** Set task **
Establish how many lines in the material include the string "adalah" and report it as a lone number.
Start Material for this exercise
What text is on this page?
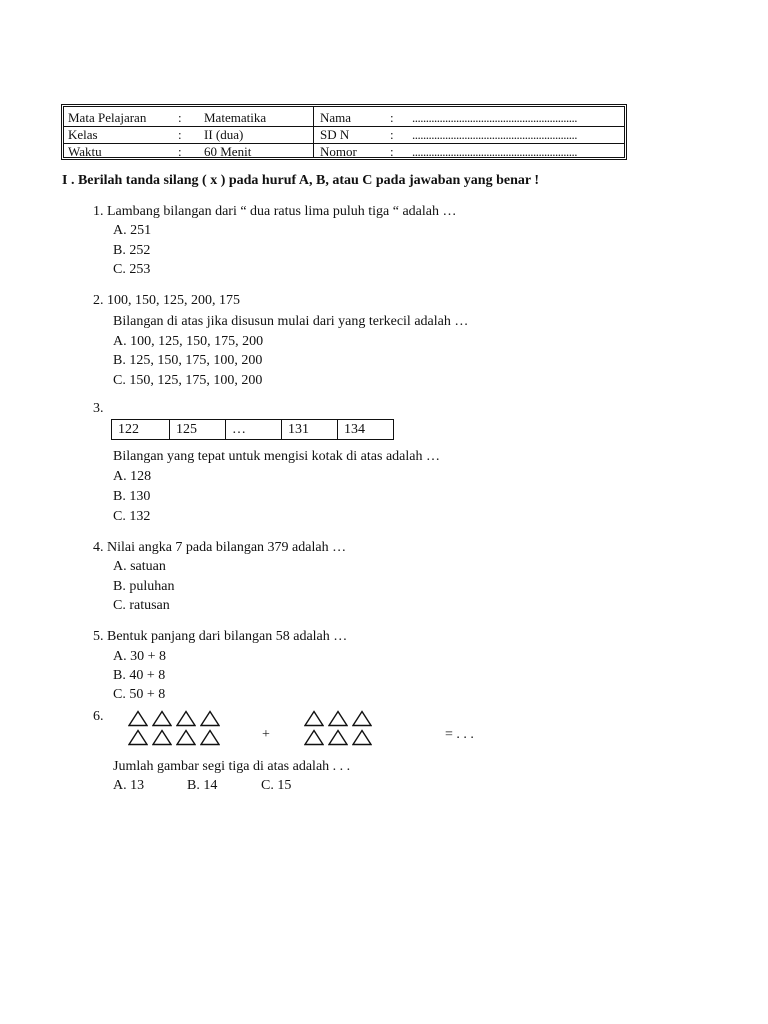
Mata Pelajaran : Matematika	Nama	: ............................................................
Kelas	: II (dua)	SD N	: ............................................................
Waktu	: 60 Menit	Nomor	: ............................................................
I . Berilah tanda silang ( x ) pada huruf A, B, atau C pada jawaban yang benar !
1. Lambang bilangan dari “ dua ratus lima puluh tiga “ adalah …
A. 251
B. 252
C. 253
2. 100, 150, 125, 200, 175
Bilangan di atas jika disusun mulai dari yang terkecil adalah …
A. 100, 125, 150, 175, 200
B. 125, 150, 175, 100, 200
C. 150, 125, 175, 100, 200
3.
122	125	…	131	134
Bilangan yang tepat untuk mengisi kotak di atas adalah …
A. 128
B. 130
C. 132
4. Nilai angka 7 pada bilangan 379 adalah …
A. satuan
B. puluhan
C. ratusan
5. Bentuk panjang dari bilangan 58 adalah …
A. 30 + 8
B. 40 + 8
C. 50 + 8
6.
+	= . . .
Jumlah gambar segi tiga di atas adalah . . .
A. 13	B. 14	C. 15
End Material for this exercise
** Exercise result **
6